Exercise brief>
Each line that includes the word "umowy" counts once; give the total and nothing more.

Dataset items:
++++++++++

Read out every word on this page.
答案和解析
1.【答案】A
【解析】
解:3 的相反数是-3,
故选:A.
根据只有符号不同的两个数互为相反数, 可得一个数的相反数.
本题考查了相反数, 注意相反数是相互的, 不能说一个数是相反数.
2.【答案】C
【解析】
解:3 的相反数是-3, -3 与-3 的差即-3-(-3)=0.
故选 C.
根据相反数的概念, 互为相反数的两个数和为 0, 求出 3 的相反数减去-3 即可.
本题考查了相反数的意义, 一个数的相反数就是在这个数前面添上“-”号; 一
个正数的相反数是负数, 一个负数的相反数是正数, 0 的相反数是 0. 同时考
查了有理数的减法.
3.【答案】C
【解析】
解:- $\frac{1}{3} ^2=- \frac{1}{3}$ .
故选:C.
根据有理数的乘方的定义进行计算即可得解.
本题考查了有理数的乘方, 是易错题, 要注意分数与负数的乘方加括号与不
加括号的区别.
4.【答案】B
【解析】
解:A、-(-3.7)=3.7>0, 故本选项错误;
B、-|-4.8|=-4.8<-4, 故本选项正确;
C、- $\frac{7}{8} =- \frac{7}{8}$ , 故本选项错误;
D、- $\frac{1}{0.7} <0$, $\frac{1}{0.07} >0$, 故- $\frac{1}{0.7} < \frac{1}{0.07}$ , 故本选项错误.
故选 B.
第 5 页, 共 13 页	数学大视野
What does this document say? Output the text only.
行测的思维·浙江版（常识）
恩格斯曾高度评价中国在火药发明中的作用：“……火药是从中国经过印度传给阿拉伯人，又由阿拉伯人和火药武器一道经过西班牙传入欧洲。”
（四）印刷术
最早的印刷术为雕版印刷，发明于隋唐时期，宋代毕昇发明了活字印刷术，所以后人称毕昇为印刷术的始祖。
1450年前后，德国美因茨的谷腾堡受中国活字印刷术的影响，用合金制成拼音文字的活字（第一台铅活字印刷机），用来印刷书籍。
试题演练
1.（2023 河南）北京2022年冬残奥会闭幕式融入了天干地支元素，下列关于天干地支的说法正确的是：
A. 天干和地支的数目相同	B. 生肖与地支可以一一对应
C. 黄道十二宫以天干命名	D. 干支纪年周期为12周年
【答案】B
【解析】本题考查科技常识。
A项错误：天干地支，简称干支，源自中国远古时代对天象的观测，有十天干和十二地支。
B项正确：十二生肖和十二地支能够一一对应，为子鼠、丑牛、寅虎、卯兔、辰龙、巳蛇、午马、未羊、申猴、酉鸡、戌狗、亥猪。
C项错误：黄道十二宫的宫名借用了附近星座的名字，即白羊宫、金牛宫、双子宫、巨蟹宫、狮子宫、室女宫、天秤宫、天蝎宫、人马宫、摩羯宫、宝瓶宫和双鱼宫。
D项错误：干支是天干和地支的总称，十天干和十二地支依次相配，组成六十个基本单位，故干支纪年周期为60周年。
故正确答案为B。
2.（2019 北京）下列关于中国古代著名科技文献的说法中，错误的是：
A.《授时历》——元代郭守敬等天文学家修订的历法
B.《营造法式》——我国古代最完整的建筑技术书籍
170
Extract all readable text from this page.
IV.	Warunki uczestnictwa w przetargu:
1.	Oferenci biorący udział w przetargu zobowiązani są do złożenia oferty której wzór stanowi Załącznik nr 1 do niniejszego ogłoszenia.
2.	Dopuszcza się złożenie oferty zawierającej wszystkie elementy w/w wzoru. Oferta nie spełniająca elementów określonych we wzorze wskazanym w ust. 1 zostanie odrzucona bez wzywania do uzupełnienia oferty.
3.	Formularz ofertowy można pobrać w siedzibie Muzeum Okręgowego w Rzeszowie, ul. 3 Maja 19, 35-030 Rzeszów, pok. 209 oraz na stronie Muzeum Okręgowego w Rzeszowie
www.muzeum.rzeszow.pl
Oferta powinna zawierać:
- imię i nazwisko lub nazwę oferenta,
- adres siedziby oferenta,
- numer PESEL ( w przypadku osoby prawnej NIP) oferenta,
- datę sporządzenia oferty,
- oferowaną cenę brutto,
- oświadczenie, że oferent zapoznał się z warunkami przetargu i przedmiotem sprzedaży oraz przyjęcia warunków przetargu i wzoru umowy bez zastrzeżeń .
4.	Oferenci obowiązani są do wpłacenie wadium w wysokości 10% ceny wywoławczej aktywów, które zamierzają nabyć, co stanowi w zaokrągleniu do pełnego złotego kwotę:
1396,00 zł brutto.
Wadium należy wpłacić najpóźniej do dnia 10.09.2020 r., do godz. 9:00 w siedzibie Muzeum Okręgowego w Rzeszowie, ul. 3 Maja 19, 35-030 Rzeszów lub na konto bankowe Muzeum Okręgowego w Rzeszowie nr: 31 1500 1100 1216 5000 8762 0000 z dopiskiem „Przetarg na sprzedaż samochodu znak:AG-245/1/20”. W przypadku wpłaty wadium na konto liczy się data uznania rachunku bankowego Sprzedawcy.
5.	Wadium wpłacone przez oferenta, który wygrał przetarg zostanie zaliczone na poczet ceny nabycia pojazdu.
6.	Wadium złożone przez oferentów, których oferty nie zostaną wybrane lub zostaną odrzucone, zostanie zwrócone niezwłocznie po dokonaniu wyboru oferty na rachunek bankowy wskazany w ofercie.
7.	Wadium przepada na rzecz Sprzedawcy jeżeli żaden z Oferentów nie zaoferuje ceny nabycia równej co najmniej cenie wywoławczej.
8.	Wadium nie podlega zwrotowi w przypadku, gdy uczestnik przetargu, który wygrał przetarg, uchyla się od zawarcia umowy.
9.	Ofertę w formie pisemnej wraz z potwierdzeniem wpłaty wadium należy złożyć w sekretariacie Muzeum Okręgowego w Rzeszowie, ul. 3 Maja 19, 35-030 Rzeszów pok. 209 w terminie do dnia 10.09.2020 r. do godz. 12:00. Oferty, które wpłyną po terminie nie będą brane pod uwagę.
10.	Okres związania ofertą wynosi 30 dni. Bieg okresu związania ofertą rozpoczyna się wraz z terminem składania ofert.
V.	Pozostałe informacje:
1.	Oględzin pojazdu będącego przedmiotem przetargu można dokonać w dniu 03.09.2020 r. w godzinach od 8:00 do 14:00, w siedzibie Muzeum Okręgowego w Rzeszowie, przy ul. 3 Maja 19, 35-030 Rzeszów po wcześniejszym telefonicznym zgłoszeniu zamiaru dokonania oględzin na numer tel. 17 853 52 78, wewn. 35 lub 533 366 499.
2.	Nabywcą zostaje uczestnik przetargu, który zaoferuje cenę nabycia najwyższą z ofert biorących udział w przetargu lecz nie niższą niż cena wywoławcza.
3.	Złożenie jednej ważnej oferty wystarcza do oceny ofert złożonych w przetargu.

++++++++++

Task result>
2